Data extracted from a collection:
+-------+

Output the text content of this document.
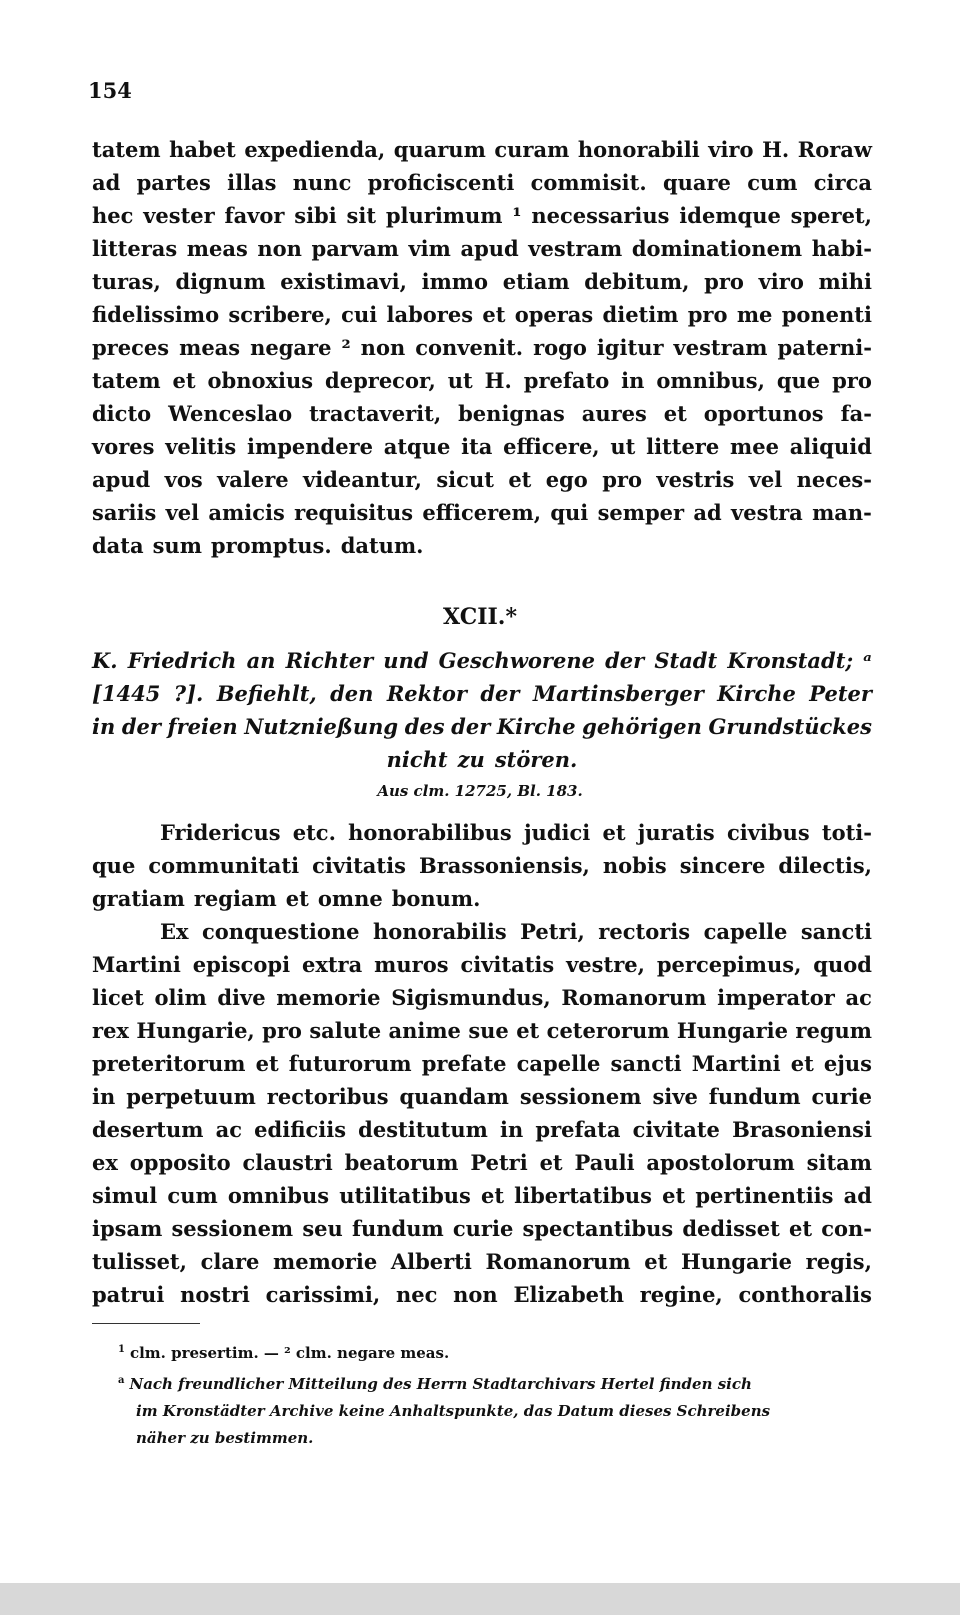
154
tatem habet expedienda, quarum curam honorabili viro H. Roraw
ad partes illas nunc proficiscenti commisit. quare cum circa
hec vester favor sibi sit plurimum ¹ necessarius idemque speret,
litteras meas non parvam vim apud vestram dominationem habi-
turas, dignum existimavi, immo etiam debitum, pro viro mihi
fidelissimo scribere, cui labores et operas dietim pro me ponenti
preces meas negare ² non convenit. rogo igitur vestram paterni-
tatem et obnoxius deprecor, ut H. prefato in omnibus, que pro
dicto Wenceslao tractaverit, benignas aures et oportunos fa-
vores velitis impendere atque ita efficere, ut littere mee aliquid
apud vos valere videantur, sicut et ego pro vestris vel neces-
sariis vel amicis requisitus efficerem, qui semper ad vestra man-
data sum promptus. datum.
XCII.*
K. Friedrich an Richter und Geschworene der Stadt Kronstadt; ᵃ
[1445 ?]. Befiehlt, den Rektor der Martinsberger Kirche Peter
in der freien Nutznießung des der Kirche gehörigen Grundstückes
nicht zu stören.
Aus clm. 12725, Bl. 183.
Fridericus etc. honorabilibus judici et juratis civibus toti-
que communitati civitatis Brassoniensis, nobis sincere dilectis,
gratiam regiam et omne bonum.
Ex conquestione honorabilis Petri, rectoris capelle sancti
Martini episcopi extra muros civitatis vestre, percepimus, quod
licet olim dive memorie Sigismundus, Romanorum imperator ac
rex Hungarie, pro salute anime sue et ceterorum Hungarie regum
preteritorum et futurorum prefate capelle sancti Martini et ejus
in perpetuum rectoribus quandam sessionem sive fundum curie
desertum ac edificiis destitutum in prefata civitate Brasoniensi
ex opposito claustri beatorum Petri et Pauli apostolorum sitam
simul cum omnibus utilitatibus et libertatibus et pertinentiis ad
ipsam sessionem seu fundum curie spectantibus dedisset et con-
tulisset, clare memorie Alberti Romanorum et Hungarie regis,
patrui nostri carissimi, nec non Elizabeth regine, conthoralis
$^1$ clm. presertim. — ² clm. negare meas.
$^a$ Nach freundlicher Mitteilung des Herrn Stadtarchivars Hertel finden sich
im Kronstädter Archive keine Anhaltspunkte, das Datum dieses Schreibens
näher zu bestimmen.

+-------+

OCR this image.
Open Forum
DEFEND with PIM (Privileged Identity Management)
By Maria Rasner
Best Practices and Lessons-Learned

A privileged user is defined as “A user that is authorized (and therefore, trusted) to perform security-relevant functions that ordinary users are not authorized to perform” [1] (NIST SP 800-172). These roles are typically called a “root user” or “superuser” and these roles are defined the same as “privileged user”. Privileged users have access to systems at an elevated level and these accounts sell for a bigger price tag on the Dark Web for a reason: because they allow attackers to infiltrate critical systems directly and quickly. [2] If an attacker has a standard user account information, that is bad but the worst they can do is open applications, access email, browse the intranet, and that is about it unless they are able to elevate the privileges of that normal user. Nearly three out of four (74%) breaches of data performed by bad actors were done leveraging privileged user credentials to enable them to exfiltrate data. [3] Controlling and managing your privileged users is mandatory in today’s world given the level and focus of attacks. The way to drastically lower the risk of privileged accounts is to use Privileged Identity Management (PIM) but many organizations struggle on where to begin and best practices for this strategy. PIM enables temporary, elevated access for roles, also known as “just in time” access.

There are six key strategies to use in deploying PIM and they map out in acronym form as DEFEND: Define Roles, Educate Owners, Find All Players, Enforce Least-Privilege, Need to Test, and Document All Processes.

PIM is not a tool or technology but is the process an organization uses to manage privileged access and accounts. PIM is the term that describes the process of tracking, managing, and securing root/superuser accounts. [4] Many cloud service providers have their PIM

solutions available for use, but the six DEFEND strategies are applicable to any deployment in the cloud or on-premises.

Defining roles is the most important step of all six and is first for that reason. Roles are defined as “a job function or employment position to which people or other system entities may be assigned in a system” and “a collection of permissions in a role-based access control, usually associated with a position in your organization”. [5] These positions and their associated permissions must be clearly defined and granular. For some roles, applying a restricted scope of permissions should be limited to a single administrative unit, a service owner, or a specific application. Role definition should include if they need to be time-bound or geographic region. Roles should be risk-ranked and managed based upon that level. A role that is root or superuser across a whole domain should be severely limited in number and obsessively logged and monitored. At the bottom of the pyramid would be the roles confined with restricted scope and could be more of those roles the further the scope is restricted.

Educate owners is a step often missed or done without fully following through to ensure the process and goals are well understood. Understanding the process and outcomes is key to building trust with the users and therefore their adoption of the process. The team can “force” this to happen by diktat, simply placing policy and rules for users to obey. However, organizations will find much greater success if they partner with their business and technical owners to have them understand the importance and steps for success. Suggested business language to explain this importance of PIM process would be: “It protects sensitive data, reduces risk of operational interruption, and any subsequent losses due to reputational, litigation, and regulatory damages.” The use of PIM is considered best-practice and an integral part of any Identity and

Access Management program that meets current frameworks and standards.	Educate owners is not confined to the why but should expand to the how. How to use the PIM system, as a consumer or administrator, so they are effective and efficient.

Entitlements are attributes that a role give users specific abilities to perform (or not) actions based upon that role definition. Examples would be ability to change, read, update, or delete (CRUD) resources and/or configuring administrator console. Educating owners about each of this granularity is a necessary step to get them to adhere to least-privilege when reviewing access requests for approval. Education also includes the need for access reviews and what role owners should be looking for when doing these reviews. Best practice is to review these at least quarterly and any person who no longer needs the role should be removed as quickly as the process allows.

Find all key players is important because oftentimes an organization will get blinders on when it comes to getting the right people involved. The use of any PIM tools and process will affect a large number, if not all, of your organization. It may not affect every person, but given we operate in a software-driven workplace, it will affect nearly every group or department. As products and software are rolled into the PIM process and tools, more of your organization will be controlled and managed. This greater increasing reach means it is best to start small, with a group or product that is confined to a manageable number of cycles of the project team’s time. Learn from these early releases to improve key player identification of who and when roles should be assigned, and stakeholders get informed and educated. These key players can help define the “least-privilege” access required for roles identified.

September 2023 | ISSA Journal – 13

+-------+

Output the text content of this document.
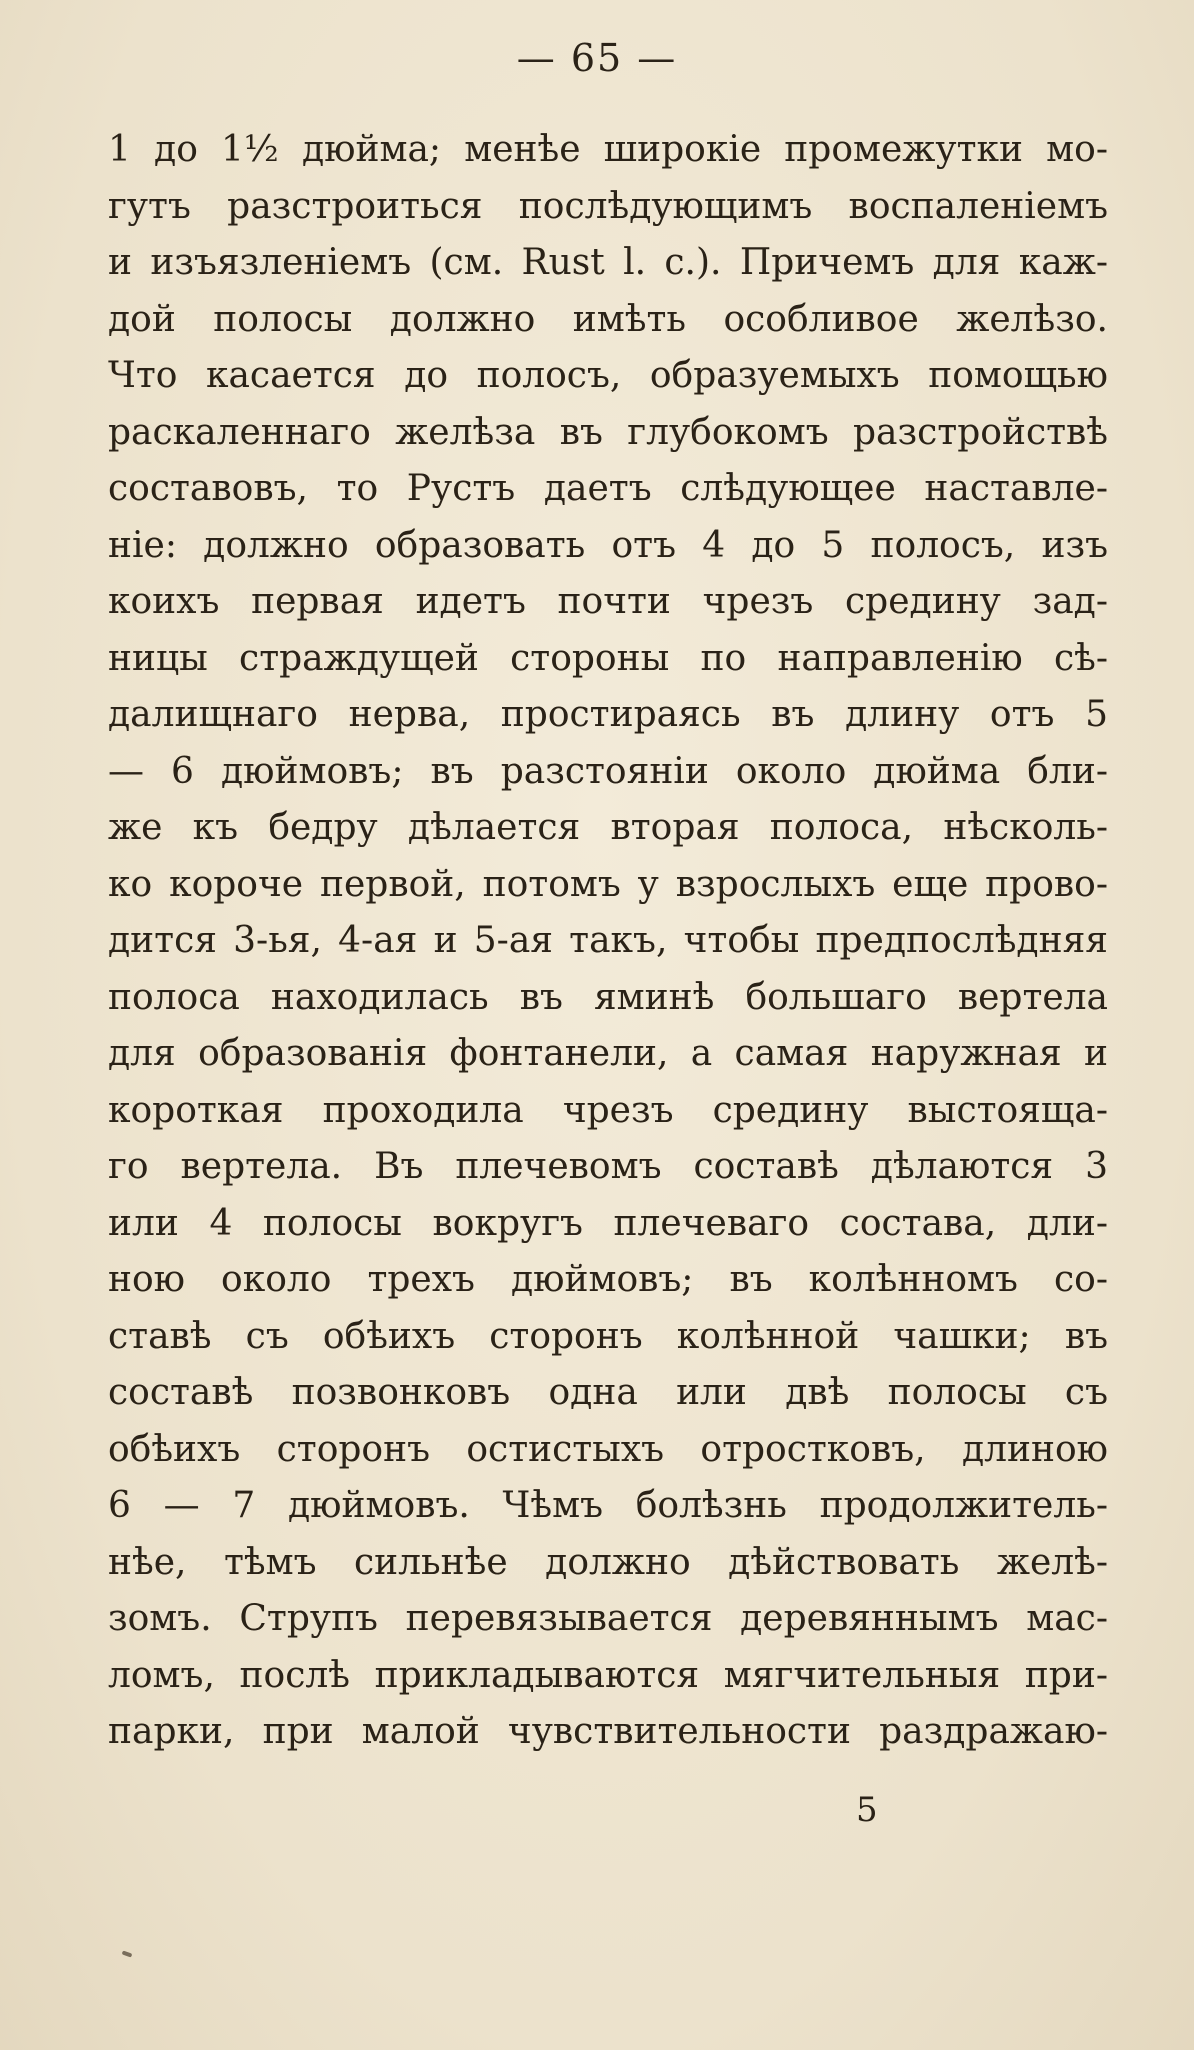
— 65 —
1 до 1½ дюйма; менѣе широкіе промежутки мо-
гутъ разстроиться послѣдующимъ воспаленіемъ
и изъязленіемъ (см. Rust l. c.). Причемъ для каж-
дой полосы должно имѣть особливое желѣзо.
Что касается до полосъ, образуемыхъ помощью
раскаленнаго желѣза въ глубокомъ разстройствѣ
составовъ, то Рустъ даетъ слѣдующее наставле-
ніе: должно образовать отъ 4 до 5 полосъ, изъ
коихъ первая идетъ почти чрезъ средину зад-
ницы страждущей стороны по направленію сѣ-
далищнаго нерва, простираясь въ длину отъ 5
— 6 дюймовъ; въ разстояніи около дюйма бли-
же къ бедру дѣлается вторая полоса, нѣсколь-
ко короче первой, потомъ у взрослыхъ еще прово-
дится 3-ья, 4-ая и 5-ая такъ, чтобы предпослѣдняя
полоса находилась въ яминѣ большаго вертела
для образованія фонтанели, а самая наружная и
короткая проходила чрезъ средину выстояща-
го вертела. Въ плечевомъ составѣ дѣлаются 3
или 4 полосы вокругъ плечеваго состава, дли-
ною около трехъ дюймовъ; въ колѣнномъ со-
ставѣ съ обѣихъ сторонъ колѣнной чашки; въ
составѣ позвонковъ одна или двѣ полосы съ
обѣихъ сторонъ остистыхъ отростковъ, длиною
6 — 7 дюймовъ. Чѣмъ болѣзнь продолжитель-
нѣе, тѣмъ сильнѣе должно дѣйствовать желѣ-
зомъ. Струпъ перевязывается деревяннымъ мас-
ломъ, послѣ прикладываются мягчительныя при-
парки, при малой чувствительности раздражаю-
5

+-------+

STATED PROBLEM
List every line in the records above that contains the word "DEFEND".

RESULT
DEFEND with PIM (Privileged Identity Management)
There are six key strategies to use in deploying PIM and they map out in acronym form as DEFEND: Define Roles, Educate Owners, Find All Players, Enforce Least-Privilege, Need to Test, and Document All Processes.
solutions available for use, but the six DEFEND strategies are applicable to any deployment in the cloud or on-premises.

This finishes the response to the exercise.